━━━━━ Data extract
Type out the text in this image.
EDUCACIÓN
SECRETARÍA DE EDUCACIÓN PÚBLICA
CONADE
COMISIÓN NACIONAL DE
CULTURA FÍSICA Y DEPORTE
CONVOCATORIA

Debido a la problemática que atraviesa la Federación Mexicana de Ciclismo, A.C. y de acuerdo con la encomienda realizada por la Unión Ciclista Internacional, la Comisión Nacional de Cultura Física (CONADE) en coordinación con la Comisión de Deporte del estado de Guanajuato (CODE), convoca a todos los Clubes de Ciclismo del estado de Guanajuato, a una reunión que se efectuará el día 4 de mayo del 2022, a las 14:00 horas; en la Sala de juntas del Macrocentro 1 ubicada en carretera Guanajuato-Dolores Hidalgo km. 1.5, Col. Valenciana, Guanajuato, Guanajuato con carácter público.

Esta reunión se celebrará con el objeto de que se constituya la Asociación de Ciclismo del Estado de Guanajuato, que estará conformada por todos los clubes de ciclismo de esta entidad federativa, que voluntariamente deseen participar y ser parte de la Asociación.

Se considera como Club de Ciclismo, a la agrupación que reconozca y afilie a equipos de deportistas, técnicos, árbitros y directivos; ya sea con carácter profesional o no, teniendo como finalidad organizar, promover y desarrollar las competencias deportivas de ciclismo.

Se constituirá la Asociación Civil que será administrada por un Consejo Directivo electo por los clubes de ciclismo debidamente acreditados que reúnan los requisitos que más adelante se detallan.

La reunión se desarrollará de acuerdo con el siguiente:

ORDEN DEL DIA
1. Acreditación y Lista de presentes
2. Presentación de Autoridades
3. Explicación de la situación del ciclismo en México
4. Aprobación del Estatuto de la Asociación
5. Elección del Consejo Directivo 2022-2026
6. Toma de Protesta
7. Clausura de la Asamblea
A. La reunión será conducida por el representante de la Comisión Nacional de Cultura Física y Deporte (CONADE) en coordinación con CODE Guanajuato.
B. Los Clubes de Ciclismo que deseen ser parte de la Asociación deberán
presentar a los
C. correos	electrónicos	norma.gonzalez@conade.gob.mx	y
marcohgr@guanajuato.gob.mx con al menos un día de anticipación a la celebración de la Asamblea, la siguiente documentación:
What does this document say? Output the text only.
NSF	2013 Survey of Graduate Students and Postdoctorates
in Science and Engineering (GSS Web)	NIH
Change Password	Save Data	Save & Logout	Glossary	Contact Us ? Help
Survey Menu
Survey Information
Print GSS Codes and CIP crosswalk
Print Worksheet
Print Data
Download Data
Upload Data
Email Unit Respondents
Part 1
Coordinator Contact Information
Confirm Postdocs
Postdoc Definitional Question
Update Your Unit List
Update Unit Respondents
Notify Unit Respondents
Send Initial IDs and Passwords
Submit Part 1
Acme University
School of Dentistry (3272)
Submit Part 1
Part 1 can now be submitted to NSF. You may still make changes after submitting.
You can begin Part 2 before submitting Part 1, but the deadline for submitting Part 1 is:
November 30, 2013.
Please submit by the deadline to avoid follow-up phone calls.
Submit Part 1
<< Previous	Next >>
━━━━━━━━━━
• _Your objective_: Copy each line above that contains the word "será".

• _The result_:
Se constituirá la Asociación Civil que será administrada por un Consejo Directivo electo por los clubes de ciclismo debidamente acreditados que reúnan los requisitos que más adelante se detallan.
A. La reunión será conducida por el representante de la Comisión Nacional de Cultura Física y Deporte (CONADE) en coordinación con CODE Guanajuato.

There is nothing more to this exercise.